Work through the data and report how many lines include the string "stakeholders", giving the number alone.

[Extracted data entries]
****************

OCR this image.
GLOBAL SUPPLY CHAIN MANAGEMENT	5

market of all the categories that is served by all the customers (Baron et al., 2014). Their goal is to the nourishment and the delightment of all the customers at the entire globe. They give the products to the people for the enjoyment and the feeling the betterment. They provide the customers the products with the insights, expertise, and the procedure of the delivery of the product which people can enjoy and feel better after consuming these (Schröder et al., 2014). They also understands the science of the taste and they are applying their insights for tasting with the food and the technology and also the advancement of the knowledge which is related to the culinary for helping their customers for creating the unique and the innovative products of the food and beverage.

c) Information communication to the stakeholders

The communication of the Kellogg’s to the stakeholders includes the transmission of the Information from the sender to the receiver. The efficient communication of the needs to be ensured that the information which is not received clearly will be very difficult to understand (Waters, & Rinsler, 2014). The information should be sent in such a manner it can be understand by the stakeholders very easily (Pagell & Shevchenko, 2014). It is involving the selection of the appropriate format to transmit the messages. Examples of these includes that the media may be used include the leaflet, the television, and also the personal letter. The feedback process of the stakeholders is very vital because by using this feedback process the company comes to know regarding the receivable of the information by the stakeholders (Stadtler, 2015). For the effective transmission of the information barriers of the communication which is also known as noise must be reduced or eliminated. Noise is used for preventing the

****************

RESULT FOR THIS TASK:
2